#### RECORDS PROVIDED:
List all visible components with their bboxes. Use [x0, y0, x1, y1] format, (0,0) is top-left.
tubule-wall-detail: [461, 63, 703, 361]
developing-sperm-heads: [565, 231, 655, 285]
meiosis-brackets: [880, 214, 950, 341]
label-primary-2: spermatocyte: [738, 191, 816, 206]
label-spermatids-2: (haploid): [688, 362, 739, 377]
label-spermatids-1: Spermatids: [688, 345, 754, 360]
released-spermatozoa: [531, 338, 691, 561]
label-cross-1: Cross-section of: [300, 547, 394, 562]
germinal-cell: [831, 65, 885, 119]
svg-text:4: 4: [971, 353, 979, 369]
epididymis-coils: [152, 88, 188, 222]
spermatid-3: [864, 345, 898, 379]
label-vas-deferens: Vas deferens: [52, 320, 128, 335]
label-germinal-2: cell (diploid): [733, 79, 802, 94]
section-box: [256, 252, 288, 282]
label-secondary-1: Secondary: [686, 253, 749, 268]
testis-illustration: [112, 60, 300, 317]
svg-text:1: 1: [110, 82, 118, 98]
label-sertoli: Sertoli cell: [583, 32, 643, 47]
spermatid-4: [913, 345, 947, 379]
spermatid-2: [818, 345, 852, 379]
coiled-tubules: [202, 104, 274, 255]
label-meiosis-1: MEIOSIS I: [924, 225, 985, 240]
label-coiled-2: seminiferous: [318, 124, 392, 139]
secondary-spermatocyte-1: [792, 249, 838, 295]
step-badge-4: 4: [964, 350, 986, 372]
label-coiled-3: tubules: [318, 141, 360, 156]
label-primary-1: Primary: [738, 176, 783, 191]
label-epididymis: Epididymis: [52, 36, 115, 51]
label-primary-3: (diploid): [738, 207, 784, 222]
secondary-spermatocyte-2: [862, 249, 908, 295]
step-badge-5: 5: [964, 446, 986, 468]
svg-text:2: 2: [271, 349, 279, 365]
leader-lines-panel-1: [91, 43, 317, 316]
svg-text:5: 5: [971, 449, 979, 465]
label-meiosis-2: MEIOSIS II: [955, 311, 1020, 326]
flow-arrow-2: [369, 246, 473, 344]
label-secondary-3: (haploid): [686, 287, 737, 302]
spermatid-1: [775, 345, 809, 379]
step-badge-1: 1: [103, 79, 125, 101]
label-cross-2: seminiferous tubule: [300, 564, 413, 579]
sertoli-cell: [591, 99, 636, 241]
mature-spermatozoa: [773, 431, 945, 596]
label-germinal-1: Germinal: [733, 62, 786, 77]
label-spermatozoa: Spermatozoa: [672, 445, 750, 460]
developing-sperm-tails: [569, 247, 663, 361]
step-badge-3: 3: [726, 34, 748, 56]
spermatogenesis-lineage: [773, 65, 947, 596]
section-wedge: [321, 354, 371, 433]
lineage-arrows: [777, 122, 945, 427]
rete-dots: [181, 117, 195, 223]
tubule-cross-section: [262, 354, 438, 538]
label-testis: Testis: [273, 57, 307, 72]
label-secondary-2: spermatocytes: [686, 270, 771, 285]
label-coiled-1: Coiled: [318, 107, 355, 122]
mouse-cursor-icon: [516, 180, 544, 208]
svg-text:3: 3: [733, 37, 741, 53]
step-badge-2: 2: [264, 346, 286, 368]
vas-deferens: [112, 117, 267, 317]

#### WORK INSTRUCTION:
Print all the data exactly.

#### ANSWER:
List all visible components with their bboxes. Use [x0, y0, x1, y1] format, (0,0) is top-left.
tubule-wall-detail: [461, 63, 703, 361]
developing-sperm-heads: [565, 231, 655, 285]
meiosis-brackets: [880, 214, 950, 341]
label-primary-2: spermatocyte: [738, 191, 816, 206]
label-spermatids-2: (haploid): [688, 362, 739, 377]
label-spermatids-1: Spermatids: [688, 345, 754, 360]
released-spermatozoa: [531, 338, 691, 561]
label-cross-1: Cross-section of: [300, 547, 394, 562]
germinal-cell: [831, 65, 885, 119]
svg-text:4: 4: [971, 353, 979, 369]
epididymis-coils: [152, 88, 188, 222]
spermatid-3: [864, 345, 898, 379]
label-vas-deferens: Vas deferens: [52, 320, 128, 335]
label-germinal-2: cell (diploid): [733, 79, 802, 94]
section-box: [256, 252, 288, 282]
label-secondary-1: Secondary: [686, 253, 749, 268]
testis-illustration: [112, 60, 300, 317]
svg-text:1: 1: [110, 82, 118, 98]
label-sertoli: Sertoli cell: [583, 32, 643, 47]
spermatid-4: [913, 345, 947, 379]
spermatid-2: [818, 345, 852, 379]
coiled-tubules: [202, 104, 274, 255]
label-meiosis-1: MEIOSIS I: [924, 225, 985, 240]
label-coiled-2: seminiferous: [318, 124, 392, 139]
secondary-spermatocyte-1: [792, 249, 838, 295]
step-badge-4: 4: [964, 350, 986, 372]
label-coiled-3: tubules: [318, 141, 360, 156]
label-primary-1: Primary: [738, 176, 783, 191]
label-epididymis: Epididymis: [52, 36, 115, 51]
label-primary-3: (diploid): [738, 207, 784, 222]
secondary-spermatocyte-2: [862, 249, 908, 295]
step-badge-5: 5: [964, 446, 986, 468]
svg-text:2: 2: [271, 349, 279, 365]
leader-lines-panel-1: [91, 43, 317, 316]
svg-text:5: 5: [971, 449, 979, 465]
label-meiosis-2: MEIOSIS II: [955, 311, 1020, 326]
flow-arrow-2: [369, 246, 473, 344]
label-secondary-3: (haploid): [686, 287, 737, 302]
spermatid-1: [775, 345, 809, 379]
step-badge-1: 1: [103, 79, 125, 101]
label-cross-2: seminiferous tubule: [300, 564, 413, 579]
sertoli-cell: [591, 99, 636, 241]
mature-spermatozoa: [773, 431, 945, 596]
label-germinal-1: Germinal: [733, 62, 786, 77]
label-spermatozoa: Spermatozoa: [672, 445, 750, 460]
developing-sperm-tails: [569, 247, 663, 361]
step-badge-3: 3: [726, 34, 748, 56]
spermatogenesis-lineage: [773, 65, 947, 596]
section-wedge: [321, 354, 371, 433]
lineage-arrows: [777, 122, 945, 427]
rete-dots: [181, 117, 195, 223]
tubule-cross-section: [262, 354, 438, 538]
label-testis: Testis: [273, 57, 307, 72]
label-secondary-2: spermatocytes: [686, 270, 771, 285]
label-coiled-1: Coiled: [318, 107, 355, 122]
mouse-cursor-icon: [516, 180, 544, 208]
svg-text:3: 3: [733, 37, 741, 53]
step-badge-2: 2: [264, 346, 286, 368]
vas-deferens: [112, 117, 267, 317]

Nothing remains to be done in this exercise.